Restate the entire listing word for word.
* START RECORDS FOR THIS EXERCISE *
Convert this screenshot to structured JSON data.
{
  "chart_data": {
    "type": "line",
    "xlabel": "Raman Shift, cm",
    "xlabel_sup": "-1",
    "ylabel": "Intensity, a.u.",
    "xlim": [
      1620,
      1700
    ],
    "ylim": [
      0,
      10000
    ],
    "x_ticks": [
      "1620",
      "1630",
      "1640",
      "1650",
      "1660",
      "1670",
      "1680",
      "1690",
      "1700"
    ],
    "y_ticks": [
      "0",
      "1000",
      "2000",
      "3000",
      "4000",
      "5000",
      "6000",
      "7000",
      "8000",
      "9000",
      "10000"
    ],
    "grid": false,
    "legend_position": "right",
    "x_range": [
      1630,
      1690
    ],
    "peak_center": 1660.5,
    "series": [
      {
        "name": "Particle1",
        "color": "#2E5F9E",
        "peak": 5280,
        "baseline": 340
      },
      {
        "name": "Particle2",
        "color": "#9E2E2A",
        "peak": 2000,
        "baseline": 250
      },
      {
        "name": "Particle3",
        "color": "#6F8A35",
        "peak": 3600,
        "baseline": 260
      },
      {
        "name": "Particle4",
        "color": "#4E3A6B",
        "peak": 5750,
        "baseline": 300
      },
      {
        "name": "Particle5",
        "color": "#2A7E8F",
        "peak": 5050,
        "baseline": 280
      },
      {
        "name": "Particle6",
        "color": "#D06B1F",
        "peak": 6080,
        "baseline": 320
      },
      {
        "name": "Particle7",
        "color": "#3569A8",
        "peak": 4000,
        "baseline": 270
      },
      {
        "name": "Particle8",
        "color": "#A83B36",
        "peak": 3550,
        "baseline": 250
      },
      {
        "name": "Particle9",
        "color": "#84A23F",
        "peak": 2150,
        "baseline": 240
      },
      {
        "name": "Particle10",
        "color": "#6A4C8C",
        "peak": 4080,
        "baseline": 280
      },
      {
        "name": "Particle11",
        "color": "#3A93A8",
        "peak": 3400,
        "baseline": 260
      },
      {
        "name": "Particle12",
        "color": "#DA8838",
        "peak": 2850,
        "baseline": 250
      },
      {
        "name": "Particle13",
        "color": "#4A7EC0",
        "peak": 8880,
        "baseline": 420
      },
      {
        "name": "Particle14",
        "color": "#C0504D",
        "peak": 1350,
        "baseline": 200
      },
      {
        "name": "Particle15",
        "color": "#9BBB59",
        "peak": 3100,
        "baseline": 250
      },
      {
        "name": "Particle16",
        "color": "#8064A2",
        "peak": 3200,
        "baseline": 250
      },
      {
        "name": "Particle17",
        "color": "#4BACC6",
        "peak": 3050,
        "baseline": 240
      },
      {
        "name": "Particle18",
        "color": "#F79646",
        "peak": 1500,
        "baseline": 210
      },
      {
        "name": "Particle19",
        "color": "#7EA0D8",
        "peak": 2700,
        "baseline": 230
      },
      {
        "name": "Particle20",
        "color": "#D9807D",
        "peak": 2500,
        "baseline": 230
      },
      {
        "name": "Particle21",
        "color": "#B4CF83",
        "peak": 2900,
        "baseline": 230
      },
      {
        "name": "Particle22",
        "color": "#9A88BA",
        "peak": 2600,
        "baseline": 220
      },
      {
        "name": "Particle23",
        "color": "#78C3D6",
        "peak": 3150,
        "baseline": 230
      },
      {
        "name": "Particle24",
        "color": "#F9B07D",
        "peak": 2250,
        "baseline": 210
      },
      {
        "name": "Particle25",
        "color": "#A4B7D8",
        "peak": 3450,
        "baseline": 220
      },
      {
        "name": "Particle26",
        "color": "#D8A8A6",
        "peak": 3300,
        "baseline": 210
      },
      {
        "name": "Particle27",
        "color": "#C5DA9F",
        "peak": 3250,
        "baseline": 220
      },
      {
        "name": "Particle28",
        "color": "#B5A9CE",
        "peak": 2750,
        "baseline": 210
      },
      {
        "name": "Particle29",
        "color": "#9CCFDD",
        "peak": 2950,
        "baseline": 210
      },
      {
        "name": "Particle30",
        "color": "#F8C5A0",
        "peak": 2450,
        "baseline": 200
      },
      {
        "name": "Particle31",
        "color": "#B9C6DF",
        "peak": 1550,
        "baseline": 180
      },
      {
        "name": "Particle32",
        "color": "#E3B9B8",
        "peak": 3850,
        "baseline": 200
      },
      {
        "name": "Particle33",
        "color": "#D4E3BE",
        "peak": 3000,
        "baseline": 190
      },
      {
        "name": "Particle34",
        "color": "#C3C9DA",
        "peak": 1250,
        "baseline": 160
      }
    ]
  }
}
* END RECORDS FOR THIS EXERCISE *
OUTPUT OF THE TASK.
Convert this screenshot to structured JSON data.
{
  "chart_data": {
    "type": "line",
    "xlabel": "Raman Shift, cm",
    "xlabel_sup": "-1",
    "ylabel": "Intensity, a.u.",
    "xlim": [
      1620,
      1700
    ],
    "ylim": [
      0,
      10000
    ],
    "x_ticks": [
      "1620",
      "1630",
      "1640",
      "1650",
      "1660",
      "1670",
      "1680",
      "1690",
      "1700"
    ],
    "y_ticks": [
      "0",
      "1000",
      "2000",
      "3000",
      "4000",
      "5000",
      "6000",
      "7000",
      "8000",
      "9000",
      "10000"
    ],
    "grid": false,
    "legend_position": "right",
    "x_range": [
      1630,
      1690
    ],
    "peak_center": 1660.5,
    "series": [
      {
        "name": "Particle1",
        "color": "#2E5F9E",
        "peak": 5280,
        "baseline": 340
      },
      {
        "name": "Particle2",
        "color": "#9E2E2A",
        "peak": 2000,
        "baseline": 250
      },
      {
        "name": "Particle3",
        "color": "#6F8A35",
        "peak": 3600,
        "baseline": 260
      },
      {
        "name": "Particle4",
        "color": "#4E3A6B",
        "peak": 5750,
        "baseline": 300
      },
      {
        "name": "Particle5",
        "color": "#2A7E8F",
        "peak": 5050,
        "baseline": 280
      },
      {
        "name": "Particle6",
        "color": "#D06B1F",
        "peak": 6080,
        "baseline": 320
      },
      {
        "name": "Particle7",
        "color": "#3569A8",
        "peak": 4000,
        "baseline": 270
      },
      {
        "name": "Particle8",
        "color": "#A83B36",
        "peak": 3550,
        "baseline": 250
      },
      {
        "name": "Particle9",
        "color": "#84A23F",
        "peak": 2150,
        "baseline": 240
      },
      {
        "name": "Particle10",
        "color": "#6A4C8C",
        "peak": 4080,
        "baseline": 280
      },
      {
        "name": "Particle11",
        "color": "#3A93A8",
        "peak": 3400,
        "baseline": 260
      },
      {
        "name": "Particle12",
        "color": "#DA8838",
        "peak": 2850,
        "baseline": 250
      },
      {
        "name": "Particle13",
        "color": "#4A7EC0",
        "peak": 8880,
        "baseline": 420
      },
      {
        "name": "Particle14",
        "color": "#C0504D",
        "peak": 1350,
        "baseline": 200
      },
      {
        "name": "Particle15",
        "color": "#9BBB59",
        "peak": 3100,
        "baseline": 250
      },
      {
        "name": "Particle16",
        "color": "#8064A2",
        "peak": 3200,
        "baseline": 250
      },
      {
        "name": "Particle17",
        "color": "#4BACC6",
        "peak": 3050,
        "baseline": 240
      },
      {
        "name": "Particle18",
        "color": "#F79646",
        "peak": 1500,
        "baseline": 210
      },
      {
        "name": "Particle19",
        "color": "#7EA0D8",
        "peak": 2700,
        "baseline": 230
      },
      {
        "name": "Particle20",
        "color": "#D9807D",
        "peak": 2500,
        "baseline": 230
      },
      {
        "name": "Particle21",
        "color": "#B4CF83",
        "peak": 2900,
        "baseline": 230
      },
      {
        "name": "Particle22",
        "color": "#9A88BA",
        "peak": 2600,
        "baseline": 220
      },
      {
        "name": "Particle23",
        "color": "#78C3D6",
        "peak": 3150,
        "baseline": 230
      },
      {
        "name": "Particle24",
        "color": "#F9B07D",
        "peak": 2250,
        "baseline": 210
      },
      {
        "name": "Particle25",
        "color": "#A4B7D8",
        "peak": 3450,
        "baseline": 220
      },
      {
        "name": "Particle26",
        "color": "#D8A8A6",
        "peak": 3300,
        "baseline": 210
      },
      {
        "name": "Particle27",
        "color": "#C5DA9F",
        "peak": 3250,
        "baseline": 220
      },
      {
        "name": "Particle28",
        "color": "#B5A9CE",
        "peak": 2750,
        "baseline": 210
      },
      {
        "name": "Particle29",
        "color": "#9CCFDD",
        "peak": 2950,
        "baseline": 210
      },
      {
        "name": "Particle30",
        "color": "#F8C5A0",
        "peak": 2450,
        "baseline": 200
      },
      {
        "name": "Particle31",
        "color": "#B9C6DF",
        "peak": 1550,
        "baseline": 180
      },
      {
        "name": "Particle32",
        "color": "#E3B9B8",
        "peak": 3850,
        "baseline": 200
      },
      {
        "name": "Particle33",
        "color": "#D4E3BE",
        "peak": 3000,
        "baseline": 190
      },
      {
        "name": "Particle34",
        "color": "#C3C9DA",
        "peak": 1250,
        "baseline": 160
      }
    ]
  }
}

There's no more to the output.